To be able to model the physics related to the studied phenomena, numerical methods are used; one of the famous and the most robust ones is the finite element method (FEM). It is a method that enables us to determine an approximate solution on a spatial domain by calculating a field (of scalars, vectors) corresponding to the solution of the given equation.
A model is ideal for design when its inversion is unique; a single cause produces the desired effect. Indeed, the reversal makes the development faster and less cumbersome since the work is performed only once. Nevertheless, the models are generally not invertible, and there are many degrees of freedom that allow meeting the exact specifications. Optimization tools can be used to improve a design whose model is not invertible.
Optimization algorithms based on the derivatives are the most efficient ones when the gradient information is available. Furthermore, the gradient could also be used for uncertainty quantification using perturbation methods [1,2]. This double usefulness of the gradient is of high interest when designing an electromagnetic device. However, obtaining this information is not straightforward in the case of finite element analysis.

PROVIDED RECORDS ::
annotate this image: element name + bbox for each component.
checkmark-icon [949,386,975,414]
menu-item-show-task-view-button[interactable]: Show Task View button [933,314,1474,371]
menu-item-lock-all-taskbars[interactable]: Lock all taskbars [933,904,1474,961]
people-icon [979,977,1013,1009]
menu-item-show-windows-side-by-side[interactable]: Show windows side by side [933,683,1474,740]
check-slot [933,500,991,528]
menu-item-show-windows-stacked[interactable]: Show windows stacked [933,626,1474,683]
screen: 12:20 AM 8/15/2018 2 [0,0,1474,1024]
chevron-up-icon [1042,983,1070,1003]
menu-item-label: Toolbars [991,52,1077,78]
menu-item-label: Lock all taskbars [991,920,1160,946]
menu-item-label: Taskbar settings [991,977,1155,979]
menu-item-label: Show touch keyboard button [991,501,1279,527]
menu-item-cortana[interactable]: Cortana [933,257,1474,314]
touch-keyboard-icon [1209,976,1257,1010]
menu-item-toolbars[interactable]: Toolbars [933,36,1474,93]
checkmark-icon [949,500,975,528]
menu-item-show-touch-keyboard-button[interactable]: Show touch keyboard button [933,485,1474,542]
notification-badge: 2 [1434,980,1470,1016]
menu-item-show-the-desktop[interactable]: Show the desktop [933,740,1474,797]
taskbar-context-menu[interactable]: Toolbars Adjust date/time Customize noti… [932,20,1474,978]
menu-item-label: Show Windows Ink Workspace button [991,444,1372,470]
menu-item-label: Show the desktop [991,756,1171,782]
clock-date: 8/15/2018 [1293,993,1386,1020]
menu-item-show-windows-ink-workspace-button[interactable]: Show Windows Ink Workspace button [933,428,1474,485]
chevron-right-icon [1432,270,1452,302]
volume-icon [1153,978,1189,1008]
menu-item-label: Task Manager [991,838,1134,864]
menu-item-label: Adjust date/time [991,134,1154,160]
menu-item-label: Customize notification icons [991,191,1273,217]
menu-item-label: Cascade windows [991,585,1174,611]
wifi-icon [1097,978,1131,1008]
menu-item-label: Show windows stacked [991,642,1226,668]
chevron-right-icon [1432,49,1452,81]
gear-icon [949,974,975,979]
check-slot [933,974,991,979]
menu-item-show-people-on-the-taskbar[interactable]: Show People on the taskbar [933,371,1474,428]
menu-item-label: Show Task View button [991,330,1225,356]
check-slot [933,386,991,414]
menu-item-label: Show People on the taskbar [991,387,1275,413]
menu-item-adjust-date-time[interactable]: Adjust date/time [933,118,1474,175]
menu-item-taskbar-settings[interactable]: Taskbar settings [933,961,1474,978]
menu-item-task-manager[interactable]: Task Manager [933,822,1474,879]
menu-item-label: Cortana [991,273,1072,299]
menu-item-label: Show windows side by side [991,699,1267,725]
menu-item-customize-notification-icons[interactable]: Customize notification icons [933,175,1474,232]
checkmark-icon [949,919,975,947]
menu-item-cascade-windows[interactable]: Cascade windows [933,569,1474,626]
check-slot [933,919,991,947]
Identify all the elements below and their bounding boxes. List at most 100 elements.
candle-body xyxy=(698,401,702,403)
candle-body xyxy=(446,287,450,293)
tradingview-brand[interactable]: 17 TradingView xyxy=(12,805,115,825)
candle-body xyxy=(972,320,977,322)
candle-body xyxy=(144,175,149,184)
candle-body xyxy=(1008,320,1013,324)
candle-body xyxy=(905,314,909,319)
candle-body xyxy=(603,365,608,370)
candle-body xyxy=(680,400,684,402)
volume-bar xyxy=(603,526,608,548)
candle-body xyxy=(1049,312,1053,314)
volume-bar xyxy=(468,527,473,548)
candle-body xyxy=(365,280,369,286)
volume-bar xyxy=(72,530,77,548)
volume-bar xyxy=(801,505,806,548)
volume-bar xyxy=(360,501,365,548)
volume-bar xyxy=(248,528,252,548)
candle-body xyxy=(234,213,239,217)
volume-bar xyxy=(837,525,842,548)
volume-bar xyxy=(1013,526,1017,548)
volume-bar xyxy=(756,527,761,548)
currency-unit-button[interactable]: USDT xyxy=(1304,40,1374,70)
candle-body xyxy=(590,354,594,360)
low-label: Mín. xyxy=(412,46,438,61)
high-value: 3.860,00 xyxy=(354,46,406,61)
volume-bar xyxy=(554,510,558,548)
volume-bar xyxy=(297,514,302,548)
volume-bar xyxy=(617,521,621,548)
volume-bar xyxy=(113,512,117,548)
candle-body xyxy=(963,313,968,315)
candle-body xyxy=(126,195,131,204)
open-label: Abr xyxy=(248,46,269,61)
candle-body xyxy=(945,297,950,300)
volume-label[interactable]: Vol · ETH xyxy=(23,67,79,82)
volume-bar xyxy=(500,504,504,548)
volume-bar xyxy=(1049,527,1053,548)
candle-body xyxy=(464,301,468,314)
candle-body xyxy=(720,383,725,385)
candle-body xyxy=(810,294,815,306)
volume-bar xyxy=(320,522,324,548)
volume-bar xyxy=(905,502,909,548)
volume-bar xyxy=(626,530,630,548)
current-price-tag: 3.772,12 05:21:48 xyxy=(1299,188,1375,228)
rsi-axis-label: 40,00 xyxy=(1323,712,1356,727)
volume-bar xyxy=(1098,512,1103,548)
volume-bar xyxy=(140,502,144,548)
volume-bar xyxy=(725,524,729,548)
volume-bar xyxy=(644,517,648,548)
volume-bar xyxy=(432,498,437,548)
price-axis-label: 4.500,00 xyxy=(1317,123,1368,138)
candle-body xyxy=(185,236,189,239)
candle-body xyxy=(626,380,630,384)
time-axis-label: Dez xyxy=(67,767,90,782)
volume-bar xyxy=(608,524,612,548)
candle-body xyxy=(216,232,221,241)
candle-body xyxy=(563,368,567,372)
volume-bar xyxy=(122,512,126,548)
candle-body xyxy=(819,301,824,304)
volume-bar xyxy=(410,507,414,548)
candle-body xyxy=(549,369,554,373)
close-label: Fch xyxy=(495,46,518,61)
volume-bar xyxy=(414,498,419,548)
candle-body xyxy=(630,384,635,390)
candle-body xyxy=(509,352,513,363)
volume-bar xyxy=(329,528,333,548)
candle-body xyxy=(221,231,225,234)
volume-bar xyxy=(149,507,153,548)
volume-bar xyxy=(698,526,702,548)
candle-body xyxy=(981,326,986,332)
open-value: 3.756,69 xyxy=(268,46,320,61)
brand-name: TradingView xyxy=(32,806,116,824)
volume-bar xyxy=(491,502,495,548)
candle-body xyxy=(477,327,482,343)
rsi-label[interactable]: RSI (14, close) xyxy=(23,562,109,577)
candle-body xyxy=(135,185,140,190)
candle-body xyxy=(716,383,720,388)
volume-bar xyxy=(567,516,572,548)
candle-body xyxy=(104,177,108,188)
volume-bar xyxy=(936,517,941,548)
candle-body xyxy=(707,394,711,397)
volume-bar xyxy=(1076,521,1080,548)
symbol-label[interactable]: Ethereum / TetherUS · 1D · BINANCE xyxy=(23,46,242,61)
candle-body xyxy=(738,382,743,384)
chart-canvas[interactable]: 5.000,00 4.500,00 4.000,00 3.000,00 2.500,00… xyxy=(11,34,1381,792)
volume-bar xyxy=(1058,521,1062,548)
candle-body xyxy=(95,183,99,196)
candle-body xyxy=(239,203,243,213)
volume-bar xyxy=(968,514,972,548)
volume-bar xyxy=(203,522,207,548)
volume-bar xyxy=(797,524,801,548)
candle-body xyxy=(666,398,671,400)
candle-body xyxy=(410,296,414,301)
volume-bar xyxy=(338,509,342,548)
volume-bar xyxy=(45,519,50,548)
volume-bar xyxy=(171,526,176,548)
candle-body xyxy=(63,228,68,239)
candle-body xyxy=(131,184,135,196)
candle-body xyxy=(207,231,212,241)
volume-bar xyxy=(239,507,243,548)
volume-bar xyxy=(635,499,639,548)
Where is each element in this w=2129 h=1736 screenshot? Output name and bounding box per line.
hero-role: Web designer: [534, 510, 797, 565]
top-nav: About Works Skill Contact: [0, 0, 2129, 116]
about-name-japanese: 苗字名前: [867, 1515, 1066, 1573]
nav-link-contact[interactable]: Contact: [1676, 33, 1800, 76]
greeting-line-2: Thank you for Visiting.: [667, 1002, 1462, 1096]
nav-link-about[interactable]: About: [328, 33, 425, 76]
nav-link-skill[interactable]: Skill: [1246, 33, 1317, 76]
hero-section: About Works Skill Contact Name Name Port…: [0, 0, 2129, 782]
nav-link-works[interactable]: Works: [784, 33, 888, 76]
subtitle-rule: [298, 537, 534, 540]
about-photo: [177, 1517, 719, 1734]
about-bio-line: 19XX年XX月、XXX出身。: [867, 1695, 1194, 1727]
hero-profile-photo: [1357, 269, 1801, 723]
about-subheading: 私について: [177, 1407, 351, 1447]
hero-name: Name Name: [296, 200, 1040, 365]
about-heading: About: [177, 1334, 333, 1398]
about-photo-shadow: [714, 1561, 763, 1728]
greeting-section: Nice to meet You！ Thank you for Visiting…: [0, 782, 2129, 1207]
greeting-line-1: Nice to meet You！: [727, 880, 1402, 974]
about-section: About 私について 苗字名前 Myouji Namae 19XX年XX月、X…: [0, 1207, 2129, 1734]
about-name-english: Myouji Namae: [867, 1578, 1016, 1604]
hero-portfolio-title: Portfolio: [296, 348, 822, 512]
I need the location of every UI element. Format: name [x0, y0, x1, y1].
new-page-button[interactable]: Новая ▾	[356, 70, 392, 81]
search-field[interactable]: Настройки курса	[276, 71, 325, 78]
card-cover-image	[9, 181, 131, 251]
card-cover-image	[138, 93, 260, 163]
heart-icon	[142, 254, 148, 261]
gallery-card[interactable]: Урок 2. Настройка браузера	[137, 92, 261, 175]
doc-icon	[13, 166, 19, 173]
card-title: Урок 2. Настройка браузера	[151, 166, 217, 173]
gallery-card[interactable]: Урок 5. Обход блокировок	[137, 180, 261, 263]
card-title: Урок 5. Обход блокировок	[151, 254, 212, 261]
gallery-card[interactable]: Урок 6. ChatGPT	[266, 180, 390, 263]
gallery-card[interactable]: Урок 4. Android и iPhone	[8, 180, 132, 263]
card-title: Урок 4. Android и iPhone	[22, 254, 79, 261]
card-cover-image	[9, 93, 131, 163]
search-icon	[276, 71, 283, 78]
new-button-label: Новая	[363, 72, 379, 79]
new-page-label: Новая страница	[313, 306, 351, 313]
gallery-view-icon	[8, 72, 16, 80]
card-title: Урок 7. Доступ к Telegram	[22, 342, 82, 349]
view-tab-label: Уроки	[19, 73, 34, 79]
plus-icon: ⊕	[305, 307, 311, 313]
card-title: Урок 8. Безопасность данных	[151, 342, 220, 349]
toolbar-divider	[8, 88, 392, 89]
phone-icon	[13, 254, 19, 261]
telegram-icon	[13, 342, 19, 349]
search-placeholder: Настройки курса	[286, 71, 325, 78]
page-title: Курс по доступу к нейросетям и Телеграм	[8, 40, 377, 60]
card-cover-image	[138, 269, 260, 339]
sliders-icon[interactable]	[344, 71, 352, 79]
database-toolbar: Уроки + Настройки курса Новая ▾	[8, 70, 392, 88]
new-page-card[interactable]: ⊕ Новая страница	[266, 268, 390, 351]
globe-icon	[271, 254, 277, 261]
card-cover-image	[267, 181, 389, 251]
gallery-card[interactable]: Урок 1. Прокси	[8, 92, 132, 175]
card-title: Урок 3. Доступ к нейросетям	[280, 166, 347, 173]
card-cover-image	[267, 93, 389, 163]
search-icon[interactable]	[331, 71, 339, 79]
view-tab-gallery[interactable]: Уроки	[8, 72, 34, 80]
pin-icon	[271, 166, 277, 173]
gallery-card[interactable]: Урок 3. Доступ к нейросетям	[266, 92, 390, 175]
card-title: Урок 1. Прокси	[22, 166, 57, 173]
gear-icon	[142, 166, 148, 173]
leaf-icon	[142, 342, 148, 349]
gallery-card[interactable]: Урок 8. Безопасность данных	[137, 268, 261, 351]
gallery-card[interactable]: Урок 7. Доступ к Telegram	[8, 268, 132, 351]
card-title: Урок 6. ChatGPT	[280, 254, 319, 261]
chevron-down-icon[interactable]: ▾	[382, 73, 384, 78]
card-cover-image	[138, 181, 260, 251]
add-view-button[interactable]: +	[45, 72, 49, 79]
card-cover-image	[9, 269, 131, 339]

PROBLEM SET ::
A. In the passage on finite element modeling, which optimization algorithms are called the most efficient when gradient information is available?
B. Pick up the passage on finite element modeling after its last sentence and keep writing.

THE RESULTS ::
A. Algorithms based on the derivatives.

B.
It is beneficial to employ an adjoint formulation for problems containing many design variables and a single (or a few) objective function(s). In this approach, an intermediate vector called the adjoint variable is introduced. The adjoint variable is determined through the solution of a single linear system of equations. The desired design sensitivities may then be computed as a separate matrix–vector product.
It is worth noting that there exist two approaches to compute the adjoint sensitivities: the continuous one and the discrete one [3,4]. On the one hand, The continuous approach aims to compute the derivatives from the partial differential equations (PDE) defining the physical system; the resulting PDE for the adjoint is then solved using the finite element method. The spatial discretization of the adjoint can be different from the initial one. On the other hand, the discrete approach computes the derivatives from the discretized problem.
While the continuous approach can enable understanding the underlying equations and is more flexible with regard to discretization, the discrete approach reproduces the exact sensitivities of the code that can be verified through the finite-difference method. Moreover, its implementation is relatively simple.
We focused and developed the discrete approach for these important reasons:
1.
Relatively simple implementation (but tedious);
2.
Implementation of the derivatives of each subroutine/process individually in the analysis code;
4.
Build up larger components by chain rule differentiation of the analysis code;
4.
Ability to check the derivatives by the finite-difference method while debugging.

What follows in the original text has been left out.